— start of Dataset —

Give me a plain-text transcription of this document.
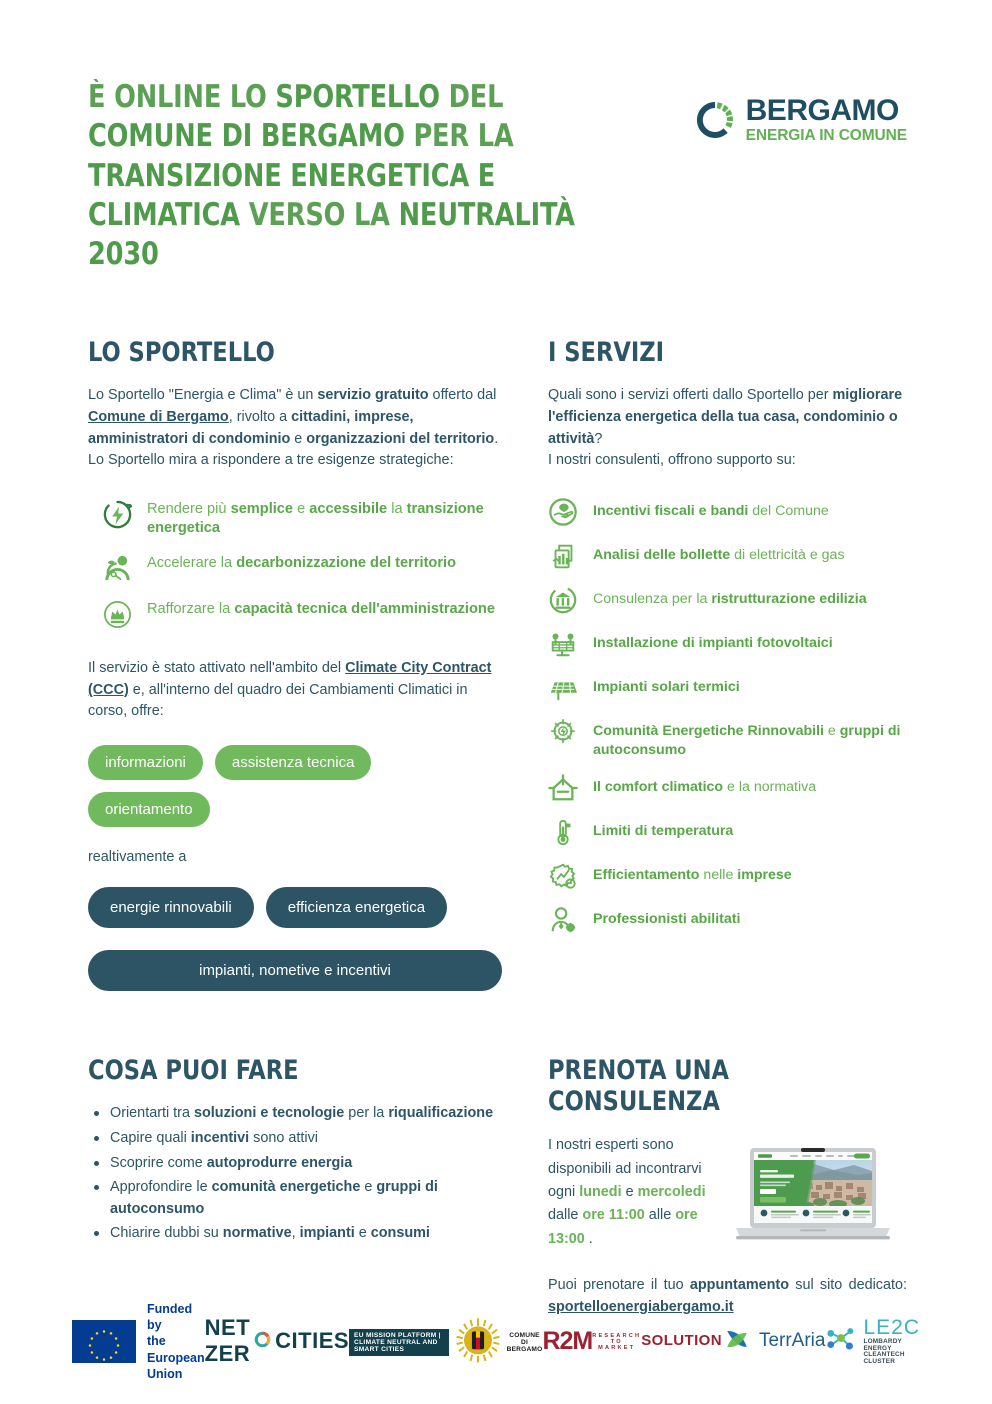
È ONLINE LO SPORTELLO DEL COMUNE DI BERGAMO PER LA TRANSIZIONE ENERGETICA E CLIMATICA VERSO LA NEUTRALITÀ 2030
BERGAMO
ENERGIA IN COMUNE
LO SPORTELLO

Lo Sportello "Energia e Clima" è un servizio gratuito offerto dal Comune di Bergamo, rivolto a cittadini, imprese, amministratori di condominio e organizzazioni del territorio. Lo Sportello mira a rispondere a tre esigenze strategiche:

Rendere più semplice e accessibile la transizione energetica
Accelerare la decarbonizzazione del territorio
Rafforzare la capacità tecnica dell'amministrazione

Il servizio è stato attivato nell'ambito del Climate City Contract (CCC) e, all'interno del quadro dei Cambiamenti Climatici in corso, offre:

informazioni	assistenza tecnica
orientamento
realtivamente a
energie rinnovabili	efficienza energetica
impianti, nometive e incentivi
I SERVIZI

Quali sono i servizi offerti dallo Sportello per migliorare l'efficienza energetica della tua casa, condominio o attività?
I nostri consulenti, offrono supporto su:

Incentivi fiscali e bandi del Comune
Analisi delle bollette di elettricità e gas
Consulenza per la ristrutturazione edilizia
Installazione di impianti fotovoltaici
Impianti solari termici
Comunità Energetiche Rinnovabili e gruppi di autoconsumo
Il comfort climatico e la normativa
Limiti di temperatura
Efficientamento nelle imprese
Professionisti abilitati
COSA PUOI FARE
Orientarti tra soluzioni e tecnologie per la riqualificazione
Capire quali incentivi sono attivi
Scoprire come autoprodurre energia
Approfondire le comunità energetiche e gruppi di autoconsumo
Chiarire dubbi su normative, impianti e consumi
PRENOTA UNA CONSULENZA
I nostri esperti sono disponibili ad incontrarvi ogni lunedi e mercoledi dalle ore 11:00 alle ore 13:00 .
Puoi prenotare il tuo appuntamento sul sito dedicato: sportelloenergiabergamo.it
Funded by
the European Union
NET ZER
CITIES EU MISSION PLATFORM | CLIMATE NEUTRAL AND SMART CITIES
COMUNE DI BERGAMO R2M RESEARCH TO MARKET SOLUTION TerrAria
LE2C
LOMBARDY ENERGY
CLEANTECH CLUSTER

— end of Dataset —

-- Directive --
Select all lines with the word "servizio" from the entries above.

-- Exercise answer --
Lo Sportello "Energia e Clima" è un servizio gratuito offerto dal Comune di Bergamo, rivolto a cittadini, imprese, amministratori di condominio e organizzazioni del territorio. Lo Sportello mira a rispondere a tre esigenze strategiche:
Il servizio è stato attivato nell'ambito del Climate City Contract (CCC) e, all'interno del quadro dei Cambiamenti Climatici in corso, offre:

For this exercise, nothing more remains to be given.